── GIVEN DATA

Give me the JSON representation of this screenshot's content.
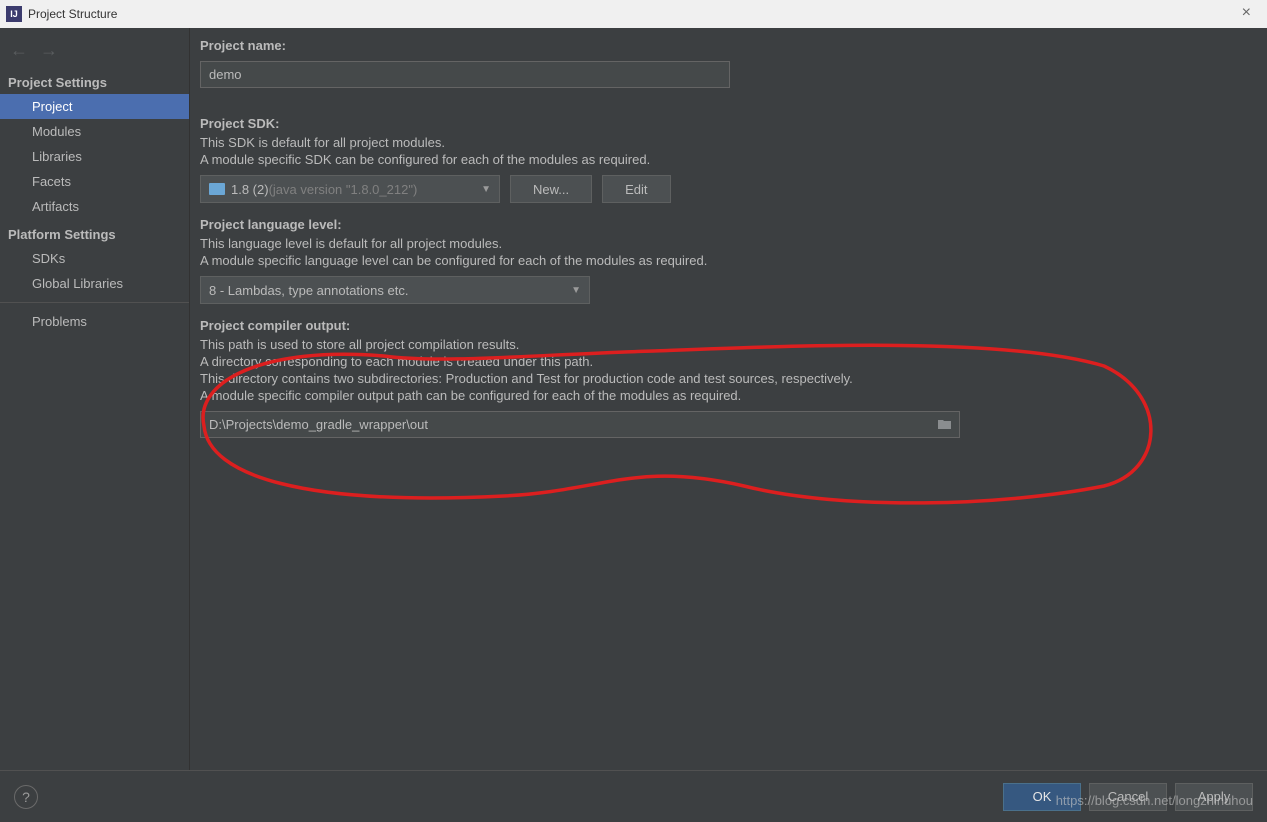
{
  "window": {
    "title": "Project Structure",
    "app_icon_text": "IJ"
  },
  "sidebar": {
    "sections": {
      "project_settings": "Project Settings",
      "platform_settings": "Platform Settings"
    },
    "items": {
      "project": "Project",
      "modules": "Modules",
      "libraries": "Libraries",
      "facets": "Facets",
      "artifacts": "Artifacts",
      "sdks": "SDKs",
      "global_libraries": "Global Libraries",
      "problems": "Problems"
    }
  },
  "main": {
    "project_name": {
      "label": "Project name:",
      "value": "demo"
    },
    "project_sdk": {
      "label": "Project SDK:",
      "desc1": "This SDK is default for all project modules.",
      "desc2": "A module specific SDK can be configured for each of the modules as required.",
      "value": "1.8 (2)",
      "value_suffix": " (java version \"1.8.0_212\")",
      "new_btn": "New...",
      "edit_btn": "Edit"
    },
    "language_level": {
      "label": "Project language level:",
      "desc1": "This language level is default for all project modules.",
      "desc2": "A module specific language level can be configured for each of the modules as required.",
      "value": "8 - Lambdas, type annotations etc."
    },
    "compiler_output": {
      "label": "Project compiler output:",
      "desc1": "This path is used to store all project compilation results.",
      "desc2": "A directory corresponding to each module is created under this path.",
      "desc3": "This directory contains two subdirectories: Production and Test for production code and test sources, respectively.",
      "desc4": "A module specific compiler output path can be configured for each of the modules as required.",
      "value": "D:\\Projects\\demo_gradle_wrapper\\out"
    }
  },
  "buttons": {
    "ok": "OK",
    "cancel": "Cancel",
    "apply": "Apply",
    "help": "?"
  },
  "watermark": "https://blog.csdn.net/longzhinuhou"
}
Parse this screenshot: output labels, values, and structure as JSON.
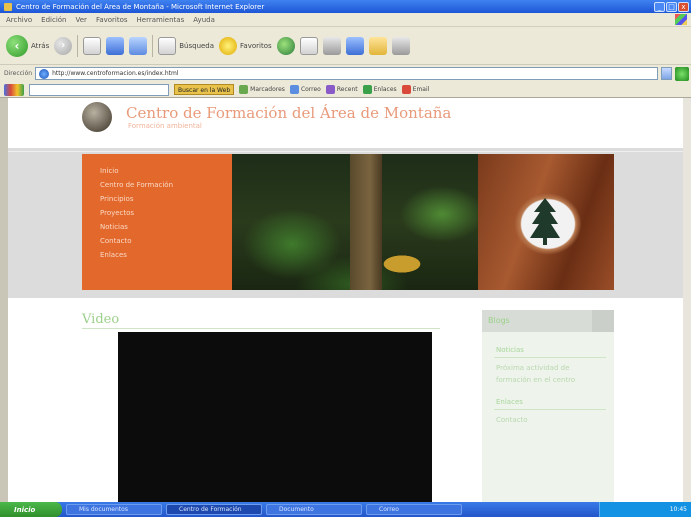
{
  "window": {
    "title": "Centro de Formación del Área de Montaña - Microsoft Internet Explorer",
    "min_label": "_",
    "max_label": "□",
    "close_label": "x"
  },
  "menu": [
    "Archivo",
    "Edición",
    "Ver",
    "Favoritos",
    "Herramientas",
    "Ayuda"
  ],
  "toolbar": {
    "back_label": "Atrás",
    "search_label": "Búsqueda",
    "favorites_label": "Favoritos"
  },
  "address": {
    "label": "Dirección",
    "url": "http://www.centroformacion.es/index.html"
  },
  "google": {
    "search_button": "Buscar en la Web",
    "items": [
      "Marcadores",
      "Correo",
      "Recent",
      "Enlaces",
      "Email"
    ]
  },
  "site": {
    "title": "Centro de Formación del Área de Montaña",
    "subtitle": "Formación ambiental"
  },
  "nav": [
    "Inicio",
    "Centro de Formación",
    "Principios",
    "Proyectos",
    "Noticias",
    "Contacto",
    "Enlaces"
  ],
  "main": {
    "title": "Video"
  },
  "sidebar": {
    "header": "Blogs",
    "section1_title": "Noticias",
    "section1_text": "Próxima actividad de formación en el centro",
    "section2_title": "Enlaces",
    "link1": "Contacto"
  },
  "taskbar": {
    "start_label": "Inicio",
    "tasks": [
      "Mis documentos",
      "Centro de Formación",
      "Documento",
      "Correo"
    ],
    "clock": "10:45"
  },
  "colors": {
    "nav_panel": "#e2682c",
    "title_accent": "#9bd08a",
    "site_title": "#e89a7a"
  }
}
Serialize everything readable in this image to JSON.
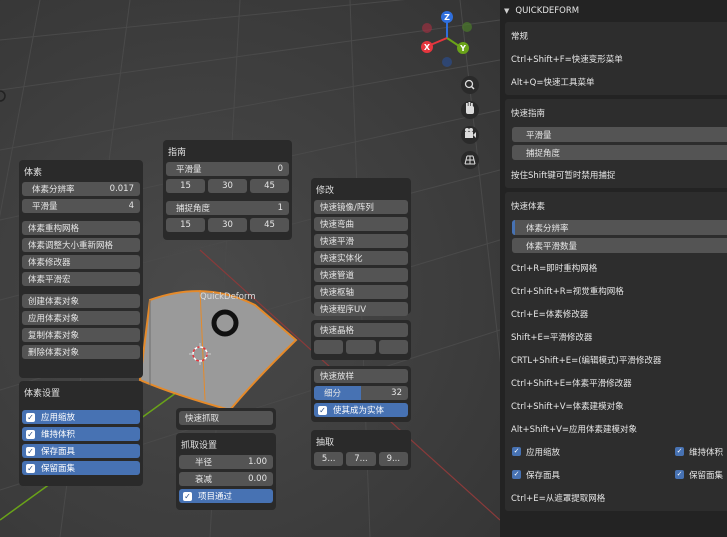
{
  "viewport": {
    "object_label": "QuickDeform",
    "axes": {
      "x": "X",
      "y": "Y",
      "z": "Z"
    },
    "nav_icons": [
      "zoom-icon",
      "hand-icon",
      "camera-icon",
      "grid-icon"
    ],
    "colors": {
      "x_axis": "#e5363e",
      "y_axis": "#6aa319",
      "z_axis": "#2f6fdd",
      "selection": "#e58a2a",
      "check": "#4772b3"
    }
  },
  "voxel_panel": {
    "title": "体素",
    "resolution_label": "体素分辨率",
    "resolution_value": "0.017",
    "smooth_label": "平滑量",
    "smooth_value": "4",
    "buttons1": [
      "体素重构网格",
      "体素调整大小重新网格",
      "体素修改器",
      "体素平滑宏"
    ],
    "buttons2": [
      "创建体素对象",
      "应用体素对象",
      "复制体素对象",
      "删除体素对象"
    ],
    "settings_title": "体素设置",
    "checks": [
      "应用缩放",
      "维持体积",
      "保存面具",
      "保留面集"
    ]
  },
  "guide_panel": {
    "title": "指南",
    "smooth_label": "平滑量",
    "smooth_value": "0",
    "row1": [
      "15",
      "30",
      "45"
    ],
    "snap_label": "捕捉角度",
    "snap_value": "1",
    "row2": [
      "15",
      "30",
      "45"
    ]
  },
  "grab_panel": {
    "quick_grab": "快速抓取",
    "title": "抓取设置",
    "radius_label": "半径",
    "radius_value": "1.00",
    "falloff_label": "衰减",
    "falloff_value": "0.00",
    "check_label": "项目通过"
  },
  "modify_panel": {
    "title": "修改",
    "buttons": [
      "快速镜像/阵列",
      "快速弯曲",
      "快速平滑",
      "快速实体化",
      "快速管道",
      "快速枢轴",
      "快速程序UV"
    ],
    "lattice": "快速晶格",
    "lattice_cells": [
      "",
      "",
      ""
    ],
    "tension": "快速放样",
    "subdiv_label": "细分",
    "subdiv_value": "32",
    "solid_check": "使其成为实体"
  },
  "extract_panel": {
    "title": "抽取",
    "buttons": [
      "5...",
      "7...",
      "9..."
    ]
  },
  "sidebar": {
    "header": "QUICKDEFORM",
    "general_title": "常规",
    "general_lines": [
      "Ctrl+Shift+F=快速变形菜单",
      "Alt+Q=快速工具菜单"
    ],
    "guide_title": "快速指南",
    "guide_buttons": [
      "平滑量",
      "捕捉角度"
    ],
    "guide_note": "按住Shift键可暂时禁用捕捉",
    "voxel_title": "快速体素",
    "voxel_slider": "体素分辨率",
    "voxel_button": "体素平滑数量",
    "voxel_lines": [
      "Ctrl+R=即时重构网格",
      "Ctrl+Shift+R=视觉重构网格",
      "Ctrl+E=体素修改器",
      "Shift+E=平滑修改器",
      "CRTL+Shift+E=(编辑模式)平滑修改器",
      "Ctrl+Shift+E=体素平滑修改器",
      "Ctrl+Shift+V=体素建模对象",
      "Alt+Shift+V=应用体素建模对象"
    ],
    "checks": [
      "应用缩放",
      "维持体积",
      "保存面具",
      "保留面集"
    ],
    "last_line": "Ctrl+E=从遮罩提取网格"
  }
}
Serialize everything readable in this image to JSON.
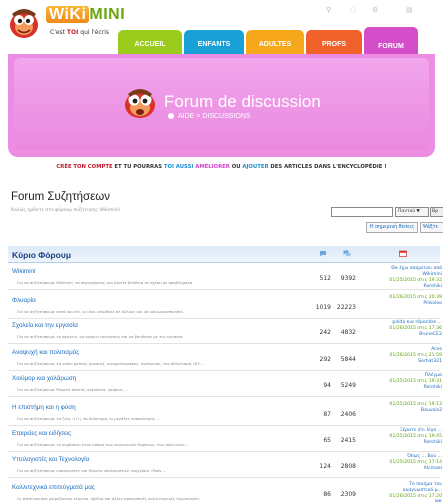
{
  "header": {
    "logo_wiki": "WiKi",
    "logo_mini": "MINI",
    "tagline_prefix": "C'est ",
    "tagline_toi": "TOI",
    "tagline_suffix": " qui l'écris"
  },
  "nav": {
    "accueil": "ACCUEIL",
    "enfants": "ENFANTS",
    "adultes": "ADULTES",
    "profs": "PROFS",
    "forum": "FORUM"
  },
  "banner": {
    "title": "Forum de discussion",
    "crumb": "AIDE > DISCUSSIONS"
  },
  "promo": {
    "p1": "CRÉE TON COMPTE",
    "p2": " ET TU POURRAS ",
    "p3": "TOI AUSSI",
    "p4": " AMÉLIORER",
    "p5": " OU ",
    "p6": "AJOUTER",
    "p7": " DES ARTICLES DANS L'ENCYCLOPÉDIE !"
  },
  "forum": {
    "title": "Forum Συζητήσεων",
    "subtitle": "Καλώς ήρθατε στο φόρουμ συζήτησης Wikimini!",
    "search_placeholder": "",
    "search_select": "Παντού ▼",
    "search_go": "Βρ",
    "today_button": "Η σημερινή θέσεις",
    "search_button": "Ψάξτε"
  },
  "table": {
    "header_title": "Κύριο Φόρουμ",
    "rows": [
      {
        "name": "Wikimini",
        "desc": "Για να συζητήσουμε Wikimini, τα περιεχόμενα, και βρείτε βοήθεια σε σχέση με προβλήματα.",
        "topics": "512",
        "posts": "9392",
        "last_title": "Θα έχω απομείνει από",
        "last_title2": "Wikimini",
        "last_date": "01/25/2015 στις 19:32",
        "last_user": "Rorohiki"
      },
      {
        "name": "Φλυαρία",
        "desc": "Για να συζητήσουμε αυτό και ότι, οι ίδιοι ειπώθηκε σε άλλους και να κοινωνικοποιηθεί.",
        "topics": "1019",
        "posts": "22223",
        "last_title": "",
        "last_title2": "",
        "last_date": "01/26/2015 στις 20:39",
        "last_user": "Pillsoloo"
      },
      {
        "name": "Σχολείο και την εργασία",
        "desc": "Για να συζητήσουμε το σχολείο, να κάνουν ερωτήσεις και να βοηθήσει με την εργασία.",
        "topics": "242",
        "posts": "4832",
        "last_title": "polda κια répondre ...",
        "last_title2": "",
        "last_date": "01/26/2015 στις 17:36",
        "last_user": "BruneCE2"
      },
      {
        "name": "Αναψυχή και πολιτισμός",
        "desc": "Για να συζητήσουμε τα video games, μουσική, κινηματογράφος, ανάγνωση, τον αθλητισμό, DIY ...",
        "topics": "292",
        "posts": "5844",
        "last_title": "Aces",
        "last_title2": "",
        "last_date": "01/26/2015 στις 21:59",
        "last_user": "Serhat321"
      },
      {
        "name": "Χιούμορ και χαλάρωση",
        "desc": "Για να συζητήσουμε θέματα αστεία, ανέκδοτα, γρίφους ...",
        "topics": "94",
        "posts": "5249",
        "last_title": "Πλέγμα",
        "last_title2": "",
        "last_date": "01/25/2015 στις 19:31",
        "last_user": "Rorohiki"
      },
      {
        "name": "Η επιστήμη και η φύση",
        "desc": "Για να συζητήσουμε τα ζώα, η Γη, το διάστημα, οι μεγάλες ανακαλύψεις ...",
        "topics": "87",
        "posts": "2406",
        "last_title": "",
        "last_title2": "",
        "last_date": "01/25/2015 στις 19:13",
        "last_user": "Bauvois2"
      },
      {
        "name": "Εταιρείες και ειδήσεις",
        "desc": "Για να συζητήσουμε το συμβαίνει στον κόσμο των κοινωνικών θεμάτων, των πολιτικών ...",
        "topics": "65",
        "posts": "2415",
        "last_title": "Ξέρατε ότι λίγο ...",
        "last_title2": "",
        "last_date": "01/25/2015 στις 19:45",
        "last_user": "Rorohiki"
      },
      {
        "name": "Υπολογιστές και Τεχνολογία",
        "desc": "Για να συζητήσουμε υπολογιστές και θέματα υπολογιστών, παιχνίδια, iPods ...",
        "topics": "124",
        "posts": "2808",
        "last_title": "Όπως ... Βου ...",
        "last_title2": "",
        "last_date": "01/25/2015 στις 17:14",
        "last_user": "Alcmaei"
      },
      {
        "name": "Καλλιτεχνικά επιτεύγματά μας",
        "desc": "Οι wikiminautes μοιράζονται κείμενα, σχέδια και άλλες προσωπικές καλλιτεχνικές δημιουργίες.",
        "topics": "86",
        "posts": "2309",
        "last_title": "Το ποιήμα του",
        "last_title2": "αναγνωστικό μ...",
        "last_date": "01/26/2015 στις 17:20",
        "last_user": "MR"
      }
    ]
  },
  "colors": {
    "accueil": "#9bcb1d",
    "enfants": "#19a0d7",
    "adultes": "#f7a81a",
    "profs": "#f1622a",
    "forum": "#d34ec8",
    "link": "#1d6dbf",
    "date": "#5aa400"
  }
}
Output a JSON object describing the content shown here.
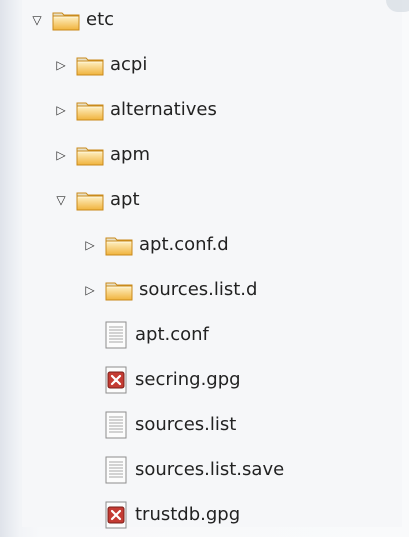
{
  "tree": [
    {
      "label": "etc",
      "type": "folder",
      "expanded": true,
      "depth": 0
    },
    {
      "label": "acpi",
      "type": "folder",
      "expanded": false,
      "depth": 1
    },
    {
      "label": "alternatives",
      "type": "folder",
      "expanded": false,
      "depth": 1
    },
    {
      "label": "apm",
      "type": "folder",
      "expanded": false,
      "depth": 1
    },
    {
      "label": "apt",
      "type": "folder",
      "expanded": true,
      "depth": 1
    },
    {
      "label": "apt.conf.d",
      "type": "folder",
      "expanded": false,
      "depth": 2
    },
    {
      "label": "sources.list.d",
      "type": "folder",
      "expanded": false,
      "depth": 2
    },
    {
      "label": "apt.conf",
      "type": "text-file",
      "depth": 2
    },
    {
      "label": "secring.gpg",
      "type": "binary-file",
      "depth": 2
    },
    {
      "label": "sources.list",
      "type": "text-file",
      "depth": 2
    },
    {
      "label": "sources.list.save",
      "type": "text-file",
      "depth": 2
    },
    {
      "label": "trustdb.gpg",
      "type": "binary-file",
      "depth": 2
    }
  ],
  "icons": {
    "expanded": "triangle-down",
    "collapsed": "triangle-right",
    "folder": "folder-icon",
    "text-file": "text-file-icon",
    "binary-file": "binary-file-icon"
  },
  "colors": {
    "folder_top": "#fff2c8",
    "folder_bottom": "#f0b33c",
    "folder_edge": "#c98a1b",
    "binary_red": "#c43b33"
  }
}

────

▸ **STATED PROBLEM**
Locate all lines that include the word "Favoritos" and copy them out.

▸ **COMPLETE OUTPUT**
    "Favoritos",
    "favorites_label": "Favoritos"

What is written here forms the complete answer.